▶ [Goal]
Please count the lines in the data below that contain the string "boxes" and reply with only that number.
......
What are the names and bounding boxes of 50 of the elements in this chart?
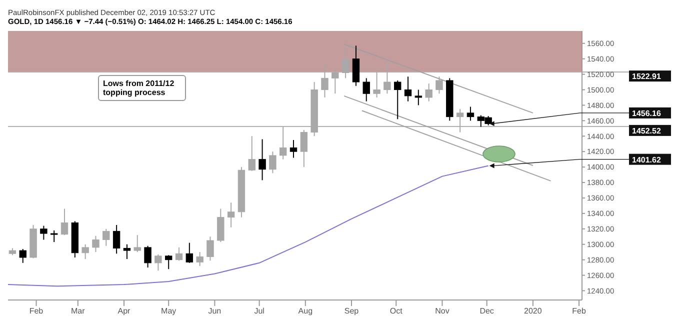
x-tick-label: Sep — [344, 306, 360, 316]
x-tick-label: Dec — [480, 306, 494, 316]
candlestick — [217, 208, 224, 243]
candlestick — [196, 252, 204, 266]
x-tick-label: Aug — [298, 306, 313, 316]
ref-line-label: 1452.52 — [632, 126, 662, 136]
candlestick — [50, 230, 58, 243]
candlestick — [134, 234, 141, 253]
candlestick — [300, 129, 308, 168]
candlestick — [165, 254, 172, 270]
candlestick — [92, 235, 100, 253]
candlestick — [206, 236, 214, 262]
candlestick — [414, 89, 422, 106]
candlestick — [186, 242, 194, 264]
x-tick-label: Feb — [572, 306, 586, 316]
x-tick-label: Jul — [254, 306, 265, 316]
candlestick — [175, 246, 183, 262]
candlestick — [123, 244, 131, 260]
candlestick — [82, 244, 89, 260]
candlestick — [112, 224, 120, 254]
candlestick — [290, 139, 298, 158]
x-tick-label: May — [161, 306, 176, 316]
candlestick — [144, 245, 152, 268]
x-tick-label: Apr — [118, 306, 131, 316]
candlestick — [102, 228, 110, 246]
candlestick — [154, 254, 162, 272]
annotation: 1456.16 — [632, 108, 662, 118]
candlestick — [352, 45, 360, 86]
ref-line-label: 1522.91 — [632, 72, 662, 82]
x-tick-label: Feb — [29, 306, 44, 316]
candlestick — [227, 202, 235, 228]
candlestick — [425, 83, 432, 102]
x-tick-label: Mar — [71, 306, 86, 316]
candlestick — [248, 136, 256, 172]
candlestick — [466, 106, 474, 122]
candlestick — [269, 151, 276, 174]
candlestick — [362, 78, 370, 102]
x-tick-label: 2020 — [524, 306, 542, 316]
annotation: Lows from 2011/12 topping process — [98, 75, 186, 101]
candlestick — [40, 225, 48, 240]
candlestick — [60, 208, 68, 236]
x-tick-label: Nov — [435, 306, 450, 316]
x-tick-label: Oct — [390, 306, 404, 316]
candlestick — [19, 248, 26, 264]
annotation: 1401.62 — [632, 155, 662, 164]
candlestick — [258, 138, 266, 181]
x-tick-label: Jun — [208, 306, 222, 316]
candlestick — [436, 76, 443, 94]
candlestick — [394, 80, 402, 120]
candlestick — [404, 76, 412, 102]
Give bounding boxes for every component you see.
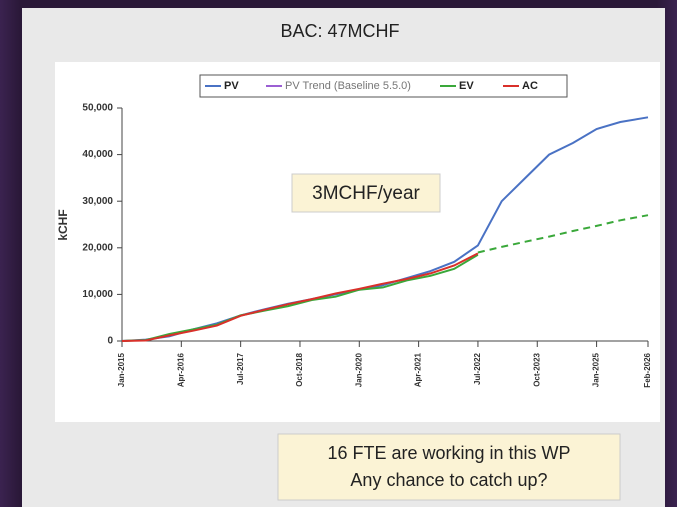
series-line [477, 214, 649, 254]
slide-title: BAC: 47MCHF [280, 21, 399, 41]
x-tick-label: Jan-2025 [592, 352, 601, 387]
x-tick-label: Oct-2023 [532, 352, 541, 386]
annotation-box [277, 433, 621, 501]
legend-label: PV Trend (Baseline 5.5.0) [285, 80, 411, 92]
x-tick-label: Oct-2018 [295, 352, 304, 386]
x-tick-label: Apr-2016 [176, 352, 185, 387]
x-tick-label: Jul-2017 [236, 352, 245, 385]
y-tick-label: 50,000 [82, 103, 113, 114]
plot: 0 10,000 20,000 30,000 40,000 50,000 Jan-2015 A… [82, 80, 652, 388]
series-line [121, 252, 479, 342]
x-tick-label: Apr-2021 [414, 352, 423, 387]
annotation: Any chance to catch up? [350, 470, 547, 490]
legend-label: EV [459, 80, 474, 92]
y-tick-label: 20,000 [82, 242, 113, 253]
x-tick-label: Feb-2026 [643, 352, 652, 387]
x-tick-label: Jul-2022 [473, 352, 482, 385]
annotation: 16 FTE are working in this WP [327, 443, 570, 463]
x-tick-label: Jan-2015 [117, 352, 126, 387]
y-tick-label: 0 [107, 336, 113, 347]
chart-area [55, 62, 660, 422]
annotation: 3MCHF/year [312, 183, 420, 204]
legend-label: PV [224, 80, 239, 92]
y-axis-label: kCHF [56, 209, 70, 240]
y-tick-label: 30,000 [82, 196, 113, 207]
legend-box [199, 74, 568, 98]
series-line [121, 253, 479, 342]
annotation-box [291, 173, 441, 213]
y-tick-label: 10,000 [82, 289, 113, 300]
y-tick-label: 40,000 [82, 149, 113, 160]
legend-label: AC [522, 80, 538, 92]
x-tick-label: Jan-2020 [354, 352, 363, 387]
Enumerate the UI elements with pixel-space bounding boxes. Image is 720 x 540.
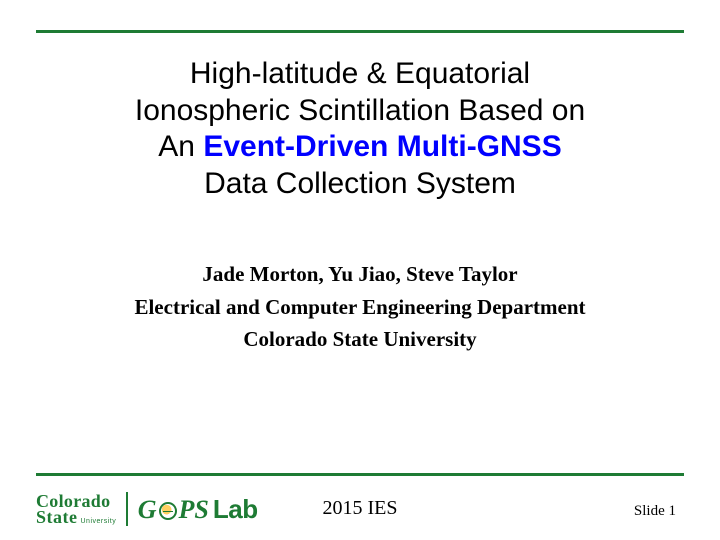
top-rule: [36, 30, 684, 33]
title-highlight: Event-Driven Multi-GNSS: [203, 130, 561, 163]
authors-block: Jade Morton, Yu Jiao, Steve Taylor Elect…: [36, 258, 684, 356]
title-line-3: An Event-Driven Multi-GNSS: [36, 129, 684, 166]
footer-center: 2015 IES: [0, 497, 720, 520]
title-line-4: Data Collection System: [36, 166, 684, 203]
authors-inst: Colorado State University: [36, 323, 684, 356]
footer-slide-number: Slide 1: [634, 503, 676, 520]
title-line-2: Ionospheric Scintillation Based on: [36, 93, 684, 130]
title-line-1: High-latitude & Equatorial: [36, 56, 684, 93]
slide-container: High-latitude & Equatorial Ionospheric S…: [0, 0, 720, 540]
authors-names: Jade Morton, Yu Jiao, Steve Taylor: [36, 258, 684, 291]
title-block: High-latitude & Equatorial Ionospheric S…: [36, 56, 684, 202]
bottom-rule: [36, 473, 684, 476]
title-line-3-pre: An: [158, 130, 203, 163]
authors-dept: Electrical and Computer Engineering Depa…: [36, 291, 684, 324]
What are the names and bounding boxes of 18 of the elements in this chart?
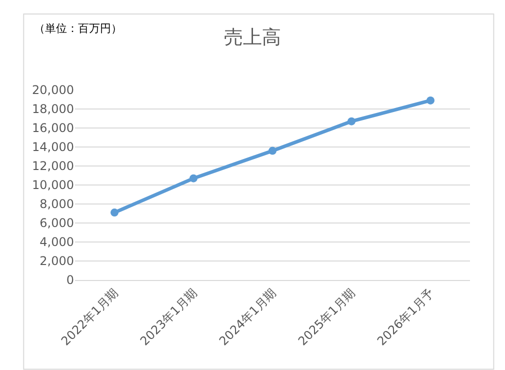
point [110, 208, 118, 217]
point [348, 117, 356, 126]
y-tick-label: 12,000 [32, 159, 74, 174]
point [268, 146, 276, 155]
y-tick-label: 20,000 [32, 83, 74, 98]
y-tick-label: 18,000 [32, 102, 74, 116]
y-tick-label: 6,000 [40, 216, 74, 230]
y-tick-label: 4,000 [40, 235, 74, 250]
y-tick-label: 0 [66, 273, 74, 288]
point [426, 96, 434, 104]
text: （単位：百万円） [34, 22, 122, 35]
y-tick-label: 10,000 [32, 178, 74, 192]
point [190, 174, 198, 182]
y-tick-label: 8,000 [40, 197, 74, 212]
y-tick-label: 14,000 [32, 140, 74, 154]
y-tick-label: 2,000 [40, 254, 74, 268]
y-tick-label: 16,000 [32, 121, 74, 136]
chart-title: 売上高 [224, 26, 281, 49]
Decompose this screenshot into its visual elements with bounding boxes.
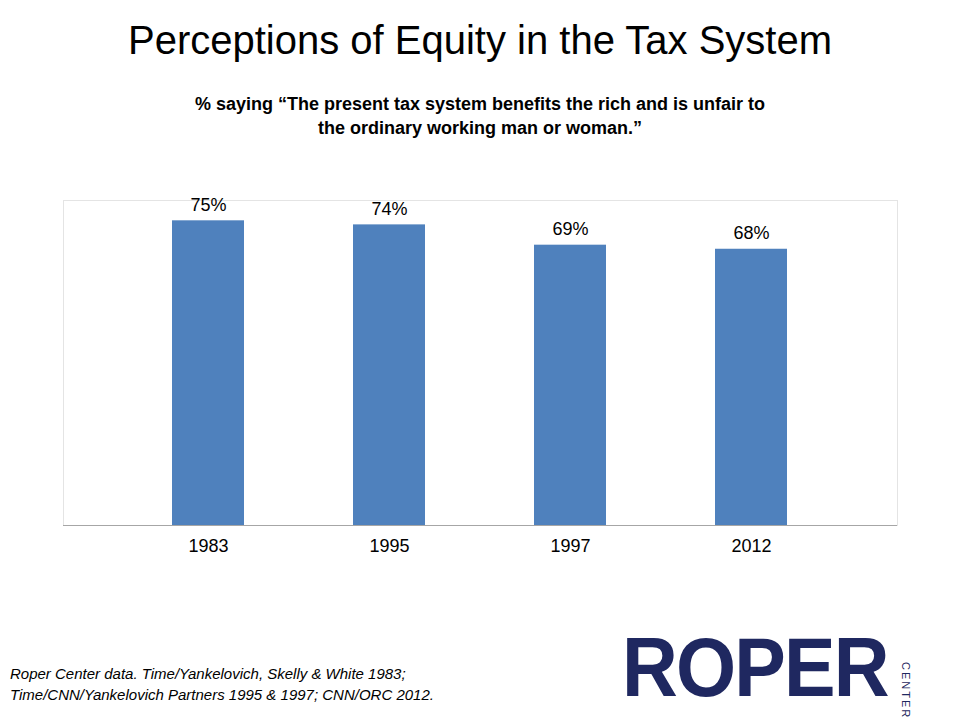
svg-text:75%: 75% (190, 195, 226, 215)
html-text:% saying “The present tax syst: % saying “The present tax system benefit… (194, 94, 766, 138)
svg-text:69%: 69% (552, 219, 588, 239)
html-text:CENTER: CENTER (900, 662, 912, 720)
svg-text:68%: 68% (733, 223, 769, 243)
html-text:ROPER: ROPER (622, 620, 888, 714)
svg-text:1983: 1983 (188, 536, 228, 556)
html-text:Roper Center data. Time/Yankel: Roper Center data. Time/Yankelovich, Ske… (10, 665, 406, 682)
svg-text:1997: 1997 (550, 536, 590, 556)
html-text:Perceptions of Equity in the T: Perceptions of Equity in the Tax System (128, 18, 832, 62)
svg-text:1995: 1995 (369, 536, 409, 556)
svg-text:74%: 74% (371, 199, 407, 219)
svg-text:2012: 2012 (731, 536, 771, 556)
html-text:Time/CNN/Yankelovich Partners: Time/CNN/Yankelovich Partners 1995 & 199… (10, 686, 434, 703)
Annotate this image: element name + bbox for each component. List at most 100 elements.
......
▶ [Output]
5